Goal:
Note how many lines contain "Abdullah" and give that number, with nothing else.

★ ★ ★ ★

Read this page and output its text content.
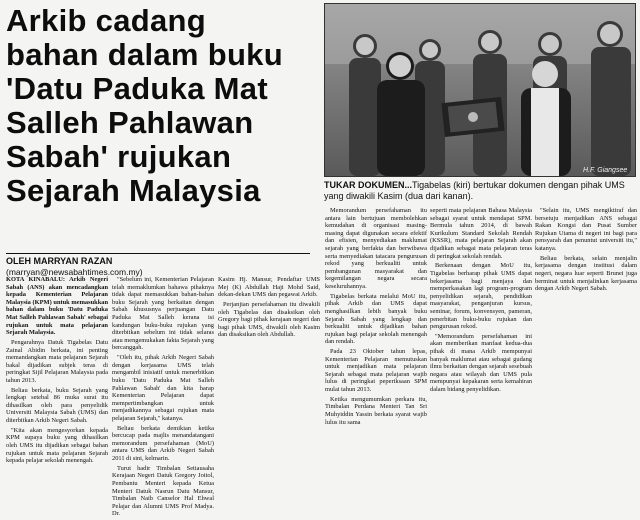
Arkib cadang
bahan dalam buku
'Datu Paduka Mat
Salleh Pahlawan
Sabah' rujukan
Sejarah Malaysia
H.F. Giangsee
TUKAR DOKUMEN...Tigabelas (kiri) bertukar dokumen dengan pihak UMS yang diwakili Kasim (dua dari kanan).
OLEH MARRYAN RAZAN
(marryan@newsabahtimes.com.my)

KOTA KINABALU: Arkib Negeri Sabah (ANS) akan mencadangkan kepada Kementerian Pelajaran Malaysia (KPM) untuk memasukkan bahan dalam buku 'Datu Paduka Mat Salleh Pahlawan Sabah' sebagai rujukan untuk mata pelajaran Sejarah Malaysia.

Pengarahnya Datuk Tigabelas Datu Zainal Abidin berkata, ini penting memandangkan mata pelajaran Sejarah bakal dijadikan subjek teras di peringkat Sijil Pelajaran Malaysia pada tahun 2013.

Beliau berkata, buku Sejarah yang lengkap setebal 86 muka surat itu dihasilkan oleh para penyelidik Universiti Malaysia Sabah (UMS) dan diterbitkan Arkib Negeri Sabah.

"Kita akan mengesyorkan kepada KPM supaya buku yang dihasilkan oleh UMS itu dijadikan sebagai bahan rujukan untuk mata pelajaran Sejarah kepada pelajar sekolah menengah.

"Sebelum ini, Kementerian Pelajaran telah memaklumkan bahawa pihaknya tidak dapat memasukkan bahan-bahan buku Sejarah yang berkaitan dengan Sabah khususnya perjuangan Datu Paduka Mat Salleh kerana isi kandungan buku-buku rujukan yang diterbitkan sebelum ini tidak selaras atau mengemukakan fakta Sejarah yang bercanggah.

"Oleh itu, pihak Arkib Negeri Sabah dengan kerjasama UMS telah mengambil inisiatif untuk menerbitkan buku 'Datu Paduka Mat Salleh Pahlawan Sabah' dan kita harap Kementerian Pelajaran dapat mempertimbangkan untuk menjadikannya sebagai rujukan mata pelajaran Sejarah," katanya.

Beliau berkata demikian ketika bercucap pada majlis menandatangani memorandum persefahaman (MoU) antara UMS dan Arkib Negeri Sabah 2011 di sini, kelmarin.

Turut hadir Timbalan Setiausaha Kerajaan Negeri Datuk Gregory Joitol, Pembantu Menteri kepada Ketua Menteri Datuk Nasrun Datu Mansur, Timbalan Naib Canselor Hal Ehwal Pelajar dan Alumni UMS Prof Madya. Dr.

Kasim Hj. Mansur, Pendaftar UMS Mej (K) Abdullah Haji Mohd Said, dekan-dekan UMS dan pegawai Arkib.

Perjanjian persefahaman itu diwakili oleh Tigabelas dan disaksikan oleh Gregory bagi pihak kerajaan negeri dan bagi pihak UMS, diwakili oleh Kasim dan disaksikan oleh Abdullah.

Memorandum persefahaman itu antara lain bertujuan membolehkan kemudahan di organisasi masing-masing dapat digunakan secara efektif dan efisien, menyediakan maklumat sejarah yang berfakta dan berwibawa serta menyediakan tatacara pengurusan rekod yang berkualiti untuk pembangunan masyarakat dan kegemilangan negara secara keseluruhannya.

Tigabelas berkata melalui MoU itu, pihak Arkib dan UMS dapat menghasilkan lebih banyak buku Sejarah Sabah yang lengkap dan berkualiti untuk dijadikan bahan rujukan bagi pelajar sekolah menengah dan rendah.

Pada 23 Oktober tahun lepas, Kementerian Pelajaran memutuskan untuk menjadikan mata pelajaran Sejarah sebagai mata pelajaran wajib lulus di peringkat peperiksaan SPM mulai tahun 2013.

Ketika mengumumkan perkara itu, Timbalan Perdana Menteri Tan Sri Muhyiddin Yassin berkata syarat wajib lulus itu sama

seperti mata pelajaran Bahasa Malaysia sebagai syarat untuk mendapat SPM. Bermula tahun 2014, di bawah Kurikulum Standard Sekolah Rendah (KSSR), mata pelajaran Sejarah akan dijadikan sebagai mata pelajaran teras di peringkat sekolah rendah.

Berkenaan dengan MoU itu, Tigabelas berharap pihak UMS dapat bekerjasama bagi menjaya dan memperkasakan lagi program-program penyelidikan sejarah, pendidikan masyarakat, penganjuran kursus, seminar, forum, konvensyen, pameran, penerbitan buku-buku rujukan dan pengurusan rekod.

"Memorandum persefahaman ini akan memberikan manfaat kedua-dua pihak di mana Arkib mempunyai banyak maklumat atau sebagai gudang ilmu berkaitan dengan sejarah sesebuah negara atau wilayah dan UMS pula mempunyai kepakaran serta kemahiran dalam bidang penyelidikan.

"Selain itu, UMS mengiktiraf dan bersetuju menjadikan ANS sebagai Rakan Kongsi dan Pusat Sumber Rujukan Utama di negeri ini bagi para pensyarah dan penuntut universiti itu," katanya.

Beliau berkata, selain menjalin kerjasama dengan institusi dalam negeri, negara luar seperti Brunei juga berminat untuk menjalinkan kerjasama dengan Arkib Negeri Sabah.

★ ★ ★ ★

Full answer:
2